# Goals:
(a) According to the opinion, how old was the bloodhound Daisy Mae when she was used at the crime scene?
(b) Duplicate the passage of the opinion starting with "Renken now seeks" and going on through "with the facts.".

# Text:
■ ■ ■

Renken now seeks a new trial, arguing that the district court judge (David H. Coar) should not have admitted certain evidence, including the results of police searches of his home and vehicle and the testimony of a dog handler who, together with his bloodhound (Daisy Mae),(Footnote #1: his dog’s name is spelled Daisy "Mae" and Daisy "May" in various parts of the record. We prefer Daisy "Mae," recalling the voluptuous Daisy Mae who was hopelessly in love with Li’l Abner (while living in Dogpatch!) over the long run of Al Capp’s classic comic strip.) investigated part of the crime scene. We start with the facts.
On a late afternoon in November of 2002, a tall man carrying a duffel bag and wearing a ski mask, green hooded parka, jeans, and black gloves entered the Gurnee branch of NorthSide Community Bank, approached a teller, drew a gun, ordered a customer to the floor, and demanded that the teller fill the duffel bag with cash. After the first teller complied (while also managing to pass off some prerecorded bait bills from his drawer), the drive-thru teller received and followed the same instructions. The robber then, as we said, proclaimed his admiration for President Bush and rapidly pedaled away.
Once the police arrived, an officer realized he had just passed a man in a green parka riding a bicycle and heading toward a bike path in a wooded area. The officer drove his squad back in the direction of the cyclist and maneuvered onto the bike path, where he quickly found an abandoned bicycle-a green mountain bike. Parked nearby, at a distance of some 20 yards, was a green Chevy Blazer, which sat at the end of another road that led away from the bike path in a different direction. It was later learned that the Blazer was registered to the defendant’s wife, Susan Renken.
The robber ultimately escaped, and the police began to investigate the area around the bicycle. One officer arrived in a squad car that he parked next to the Chevy Blazer; wearing gloves and taking care to avoid touching the bike’s seat, he moved the bike from its location and placed it near the squad car.
About 3 hours later, Gurnee police called in Kevin Tracz, chief of the Bannockburn police department and, more importantly for their purposes, the handler of Daisy Mae, a trained bloodhound. Daisy Mae was 9 months old and had been receiving training for use in police investigations for 6 months, including 163 training hours. (At trial, Tracz testified that, prior to the day of the robbery, Daisy Mae had only been used twice before on a real investigation.) When he arrived, Tracz instructed another officer to put the bike back where it was originally found. Once this was done, Tracz offered Daisy Mae the bicycle seat for a scent. She was then given a "find" command from which she promptly led Tracz to the Blazer. She first walked around the truck and then jumped on it, signaling to Tracz that she scored a hit.
After determining that the Blazer belonged to Renken’s wife, a team of federal and local law enforcement officers converged on Renken’s home in Lake Bluff, some 8 or so miles away. Three of them, two of whom carried exposed guns, approached the front door while others watched the rear of the house for anyone trying to leave. When Susan Renken answered, the three identified themselves, explained that they wanted to speak to her husband, and asked if they could come in. They then entered, although it is disputed whether Susan gave them permission to do so.

■ ■ ■

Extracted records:

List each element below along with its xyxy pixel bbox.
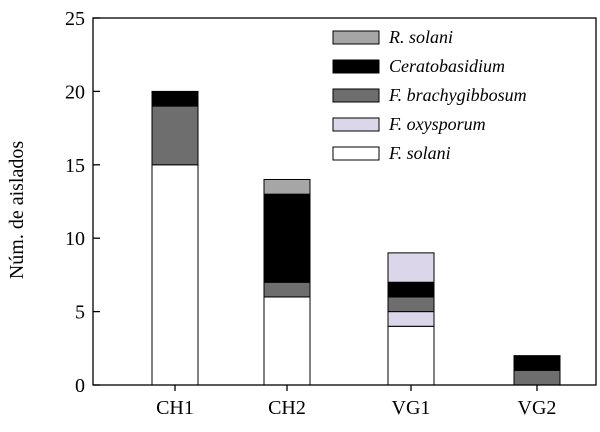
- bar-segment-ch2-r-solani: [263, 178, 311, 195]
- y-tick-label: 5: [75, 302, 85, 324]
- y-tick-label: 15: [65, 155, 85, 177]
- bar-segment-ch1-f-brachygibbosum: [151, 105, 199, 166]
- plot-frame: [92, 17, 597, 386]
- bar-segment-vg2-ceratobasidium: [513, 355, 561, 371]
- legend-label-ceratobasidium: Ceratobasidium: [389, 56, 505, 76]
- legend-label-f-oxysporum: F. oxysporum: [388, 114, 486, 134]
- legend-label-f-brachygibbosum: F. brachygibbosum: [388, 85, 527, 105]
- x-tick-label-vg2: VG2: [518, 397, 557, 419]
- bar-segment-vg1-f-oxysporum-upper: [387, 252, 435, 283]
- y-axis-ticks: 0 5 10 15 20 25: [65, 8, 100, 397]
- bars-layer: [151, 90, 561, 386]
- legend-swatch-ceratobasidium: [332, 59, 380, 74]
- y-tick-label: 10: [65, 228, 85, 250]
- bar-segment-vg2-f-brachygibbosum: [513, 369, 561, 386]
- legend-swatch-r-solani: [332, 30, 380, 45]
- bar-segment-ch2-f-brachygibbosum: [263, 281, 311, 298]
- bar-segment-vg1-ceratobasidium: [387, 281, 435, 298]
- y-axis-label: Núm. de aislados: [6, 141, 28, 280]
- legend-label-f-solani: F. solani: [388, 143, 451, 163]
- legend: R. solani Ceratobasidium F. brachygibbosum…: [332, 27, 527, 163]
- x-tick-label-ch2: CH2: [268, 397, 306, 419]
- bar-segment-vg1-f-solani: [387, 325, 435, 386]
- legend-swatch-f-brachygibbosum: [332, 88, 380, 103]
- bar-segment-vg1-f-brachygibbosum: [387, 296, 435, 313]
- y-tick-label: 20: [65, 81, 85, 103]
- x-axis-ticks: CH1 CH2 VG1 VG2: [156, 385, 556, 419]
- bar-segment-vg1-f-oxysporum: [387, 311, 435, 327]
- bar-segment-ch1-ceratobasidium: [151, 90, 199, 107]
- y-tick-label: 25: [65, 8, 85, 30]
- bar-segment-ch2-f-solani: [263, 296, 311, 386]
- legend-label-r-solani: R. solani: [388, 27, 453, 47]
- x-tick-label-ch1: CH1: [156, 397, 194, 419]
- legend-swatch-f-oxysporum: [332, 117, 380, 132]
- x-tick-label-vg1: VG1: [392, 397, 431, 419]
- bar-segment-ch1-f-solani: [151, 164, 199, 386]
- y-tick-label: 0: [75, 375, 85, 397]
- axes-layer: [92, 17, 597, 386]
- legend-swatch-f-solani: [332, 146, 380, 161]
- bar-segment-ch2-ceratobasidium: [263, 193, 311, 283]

■ ■ ■

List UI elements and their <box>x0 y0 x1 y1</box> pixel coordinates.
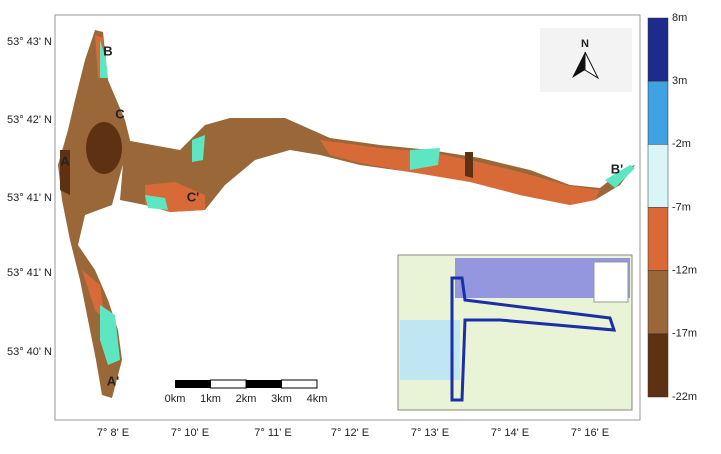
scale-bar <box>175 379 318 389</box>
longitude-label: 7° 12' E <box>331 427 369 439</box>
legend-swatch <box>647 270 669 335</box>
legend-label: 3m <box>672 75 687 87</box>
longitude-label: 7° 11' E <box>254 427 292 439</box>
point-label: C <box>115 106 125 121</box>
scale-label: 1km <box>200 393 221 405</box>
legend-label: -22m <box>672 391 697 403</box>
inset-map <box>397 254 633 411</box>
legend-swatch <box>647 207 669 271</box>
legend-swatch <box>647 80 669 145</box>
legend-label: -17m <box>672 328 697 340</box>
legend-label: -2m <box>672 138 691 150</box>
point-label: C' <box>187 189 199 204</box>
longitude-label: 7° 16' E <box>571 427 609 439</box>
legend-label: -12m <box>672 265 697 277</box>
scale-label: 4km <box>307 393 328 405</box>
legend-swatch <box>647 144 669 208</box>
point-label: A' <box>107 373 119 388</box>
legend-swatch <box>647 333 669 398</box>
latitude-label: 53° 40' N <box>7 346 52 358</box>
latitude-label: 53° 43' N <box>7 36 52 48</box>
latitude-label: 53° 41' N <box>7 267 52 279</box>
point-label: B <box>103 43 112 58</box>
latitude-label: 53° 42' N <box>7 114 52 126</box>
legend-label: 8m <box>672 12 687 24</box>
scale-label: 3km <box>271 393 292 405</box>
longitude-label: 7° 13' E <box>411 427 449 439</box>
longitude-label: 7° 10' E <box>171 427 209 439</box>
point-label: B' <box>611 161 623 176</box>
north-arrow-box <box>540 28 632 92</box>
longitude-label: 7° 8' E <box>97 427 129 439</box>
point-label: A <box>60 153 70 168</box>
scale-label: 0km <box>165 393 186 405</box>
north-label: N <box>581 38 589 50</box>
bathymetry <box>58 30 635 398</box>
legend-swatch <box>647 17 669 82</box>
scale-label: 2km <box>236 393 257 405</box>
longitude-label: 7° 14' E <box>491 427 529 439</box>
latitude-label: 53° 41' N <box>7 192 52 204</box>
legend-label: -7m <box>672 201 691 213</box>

■ ■ ■

# Full solutions:
(a) She was 9 months old.

(b)
Renken now seeks a new trial, arguing that the district court judge (David H. Coar) should not have admitted certain evidence, including the results of police searches of his home and vehicle and the testimony of a dog handler who, together with his bloodhound (Daisy Mae),(Footnote #1: his dog’s name is spelled Daisy "Mae" and Daisy "May" in various parts of the record. We prefer Daisy "Mae," recalling the voluptuous Daisy Mae who was hopelessly in love with Li’l Abner (while living in Dogpatch!) over the long run of Al Capp’s classic comic strip.) investigated part of the crime scene. We start with the facts.